» PROBLEM DETAILS: Arrange every line of all the items below as a Markdown table with two columns, Row for a running number and Entry for the line itself, and leave out blank lines. Leave the pictures out of the table.

===== INPUT

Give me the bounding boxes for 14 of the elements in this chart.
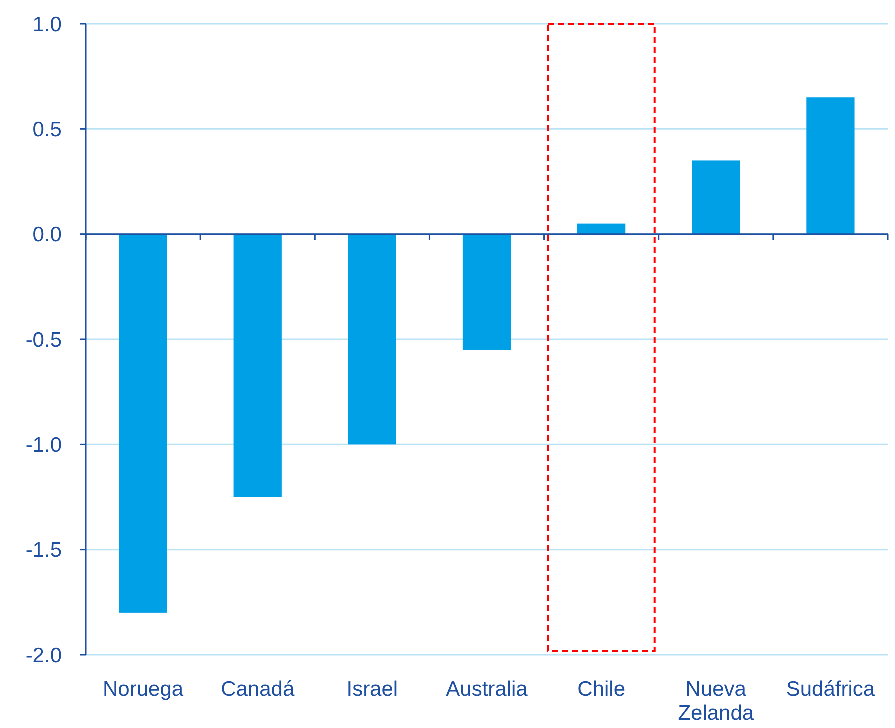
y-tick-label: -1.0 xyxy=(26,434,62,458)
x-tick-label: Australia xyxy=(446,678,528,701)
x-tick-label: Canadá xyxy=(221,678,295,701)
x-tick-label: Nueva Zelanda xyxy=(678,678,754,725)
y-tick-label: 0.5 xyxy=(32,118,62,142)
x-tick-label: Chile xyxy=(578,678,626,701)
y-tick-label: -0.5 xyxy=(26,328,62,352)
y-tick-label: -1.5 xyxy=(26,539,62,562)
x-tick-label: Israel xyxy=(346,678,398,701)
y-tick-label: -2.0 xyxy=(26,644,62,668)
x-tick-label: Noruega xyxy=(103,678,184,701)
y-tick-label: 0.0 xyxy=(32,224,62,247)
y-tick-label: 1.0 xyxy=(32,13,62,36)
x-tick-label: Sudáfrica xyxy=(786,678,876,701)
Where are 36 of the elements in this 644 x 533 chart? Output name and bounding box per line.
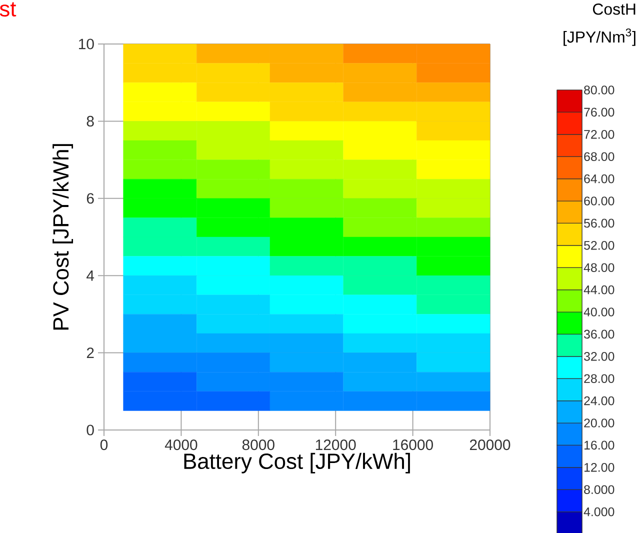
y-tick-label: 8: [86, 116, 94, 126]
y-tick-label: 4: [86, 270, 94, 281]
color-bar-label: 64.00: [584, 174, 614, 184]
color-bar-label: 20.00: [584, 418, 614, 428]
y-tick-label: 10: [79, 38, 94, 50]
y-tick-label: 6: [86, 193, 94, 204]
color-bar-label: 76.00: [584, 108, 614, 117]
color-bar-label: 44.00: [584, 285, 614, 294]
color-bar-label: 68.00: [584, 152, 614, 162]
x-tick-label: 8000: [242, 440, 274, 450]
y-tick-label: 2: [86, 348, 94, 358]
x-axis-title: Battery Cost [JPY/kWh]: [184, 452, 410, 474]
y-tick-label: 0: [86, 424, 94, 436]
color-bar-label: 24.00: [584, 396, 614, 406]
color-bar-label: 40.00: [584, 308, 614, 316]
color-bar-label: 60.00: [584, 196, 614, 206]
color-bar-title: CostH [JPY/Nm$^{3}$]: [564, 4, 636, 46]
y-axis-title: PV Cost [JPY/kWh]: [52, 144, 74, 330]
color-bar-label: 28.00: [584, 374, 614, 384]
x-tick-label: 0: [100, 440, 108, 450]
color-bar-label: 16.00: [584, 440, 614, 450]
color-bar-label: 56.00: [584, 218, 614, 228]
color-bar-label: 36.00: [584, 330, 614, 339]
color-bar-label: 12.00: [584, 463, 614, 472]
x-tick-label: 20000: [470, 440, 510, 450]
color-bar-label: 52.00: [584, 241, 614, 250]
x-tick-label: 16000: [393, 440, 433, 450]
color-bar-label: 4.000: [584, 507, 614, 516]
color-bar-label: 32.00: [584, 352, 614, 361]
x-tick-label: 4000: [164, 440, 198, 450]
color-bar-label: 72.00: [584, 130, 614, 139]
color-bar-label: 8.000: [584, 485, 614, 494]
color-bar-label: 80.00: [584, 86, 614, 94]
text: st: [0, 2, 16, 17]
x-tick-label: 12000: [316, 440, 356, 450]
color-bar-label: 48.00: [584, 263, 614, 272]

==========

» EXERCISE OUTPUT:
| Row | Entry |
|---|---|
| 1 | Give me the bounding boxes for 14 of the elements in this chart. |
| 2 | y-tick-label: -1.0 xyxy=(26,434,62,458) |
| 3 | x-tick-label: Australia xyxy=(446,678,528,701) |
| 4 | x-tick-label: Canadá xyxy=(221,678,295,701) |
| 5 | x-tick-label: Nueva Zelanda xyxy=(678,678,754,725) |
| 6 | y-tick-label: 0.5 xyxy=(32,118,62,142) |
| 7 | x-tick-label: Chile xyxy=(578,678,626,701) |
| 8 | y-tick-label: -0.5 xyxy=(26,328,62,352) |
| 9 | y-tick-label: -1.5 xyxy=(26,539,62,562) |
| 10 | x-tick-label: Israel xyxy=(346,678,398,701) |
| 11 | y-tick-label: -2.0 xyxy=(26,644,62,668) |
| 12 | x-tick-label: Noruega xyxy=(103,678,184,701) |
| 13 | y-tick-label: 0.0 xyxy=(32,224,62,247) |
| 14 | y-tick-label: 1.0 xyxy=(32,13,62,36) |
| 15 | x-tick-label: Sudáfrica xyxy=(786,678,876,701) |
| 16 | Where are 36 of the elements in this 644 x 533 chart? Output name and bounding box per line. |
| 17 | y-tick-label: 8: [86, 116, 94, 126] |
| 18 | y-tick-label: 4: [86, 270, 94, 281] |
| 19 | color-bar-label: 64.00: [584, 174, 614, 184] |
| 20 | color-bar-label: 20.00: [584, 418, 614, 428] |
| 21 | y-tick-label: 10: [79, 38, 94, 50] |
| 22 | y-tick-label: 6: [86, 193, 94, 204] |
| 23 | color-bar-label: 76.00: [584, 108, 614, 117] |
| 24 | color-bar-label: 44.00: [584, 285, 614, 294] |
| 25 | color-bar-label: 68.00: [584, 152, 614, 162] |
| 26 | x-tick-label: 8000: [242, 440, 274, 450] |
| 27 | y-tick-label: 2: [86, 348, 94, 358] |
| 28 | x-axis-title: Battery Cost [JPY/kWh]: [184, 452, 410, 474] |
| 29 | y-tick-label: 0: [86, 424, 94, 436] |
| 30 | color-bar-label: 24.00: [584, 396, 614, 406] |
| 31 | color-bar-label: 40.00: [584, 308, 614, 316] |
| 32 | color-bar-label: 60.00: [584, 196, 614, 206] |
| 33 | color-bar-title: CostH [JPY/Nm$^{3}$]: [564, 4, 636, 46] |
| 34 | y-axis-title: PV Cost [JPY/kWh]: [52, 144, 74, 330] |
| 35 | color-bar-label: 28.00: [584, 374, 614, 384] |
| 36 | x-tick-label: 0: [100, 440, 108, 450] |
| 37 | color-bar-label: 16.00: [584, 440, 614, 450] |
| 38 | color-bar-label: 56.00: [584, 218, 614, 228] |
| 39 | color-bar-label: 36.00: [584, 330, 614, 339] |
| 40 | color-bar-label: 12.00: [584, 463, 614, 472] |
| 41 | x-tick-label: 20000: [470, 440, 510, 450] |
| 42 | color-bar-label: 52.00: [584, 241, 614, 250] |
| 43 | x-tick-label: 16000: [393, 440, 433, 450] |
| 44 | color-bar-label: 4.000: [584, 507, 614, 516] |
| 45 | color-bar-label: 32.00: [584, 352, 614, 361] |
| 46 | x-tick-label: 4000: [164, 440, 198, 450] |
| 47 | color-bar-label: 72.00: [584, 130, 614, 139] |
| 48 | color-bar-label: 8.000: [584, 485, 614, 494] |
| 49 | color-bar-label: 80.00: [584, 86, 614, 94] |
| 50 | text: st: [0, 2, 16, 17] |
| 51 | x-tick-label: 12000: [316, 440, 356, 450] |
| 52 | color-bar-label: 48.00: [584, 263, 614, 272] |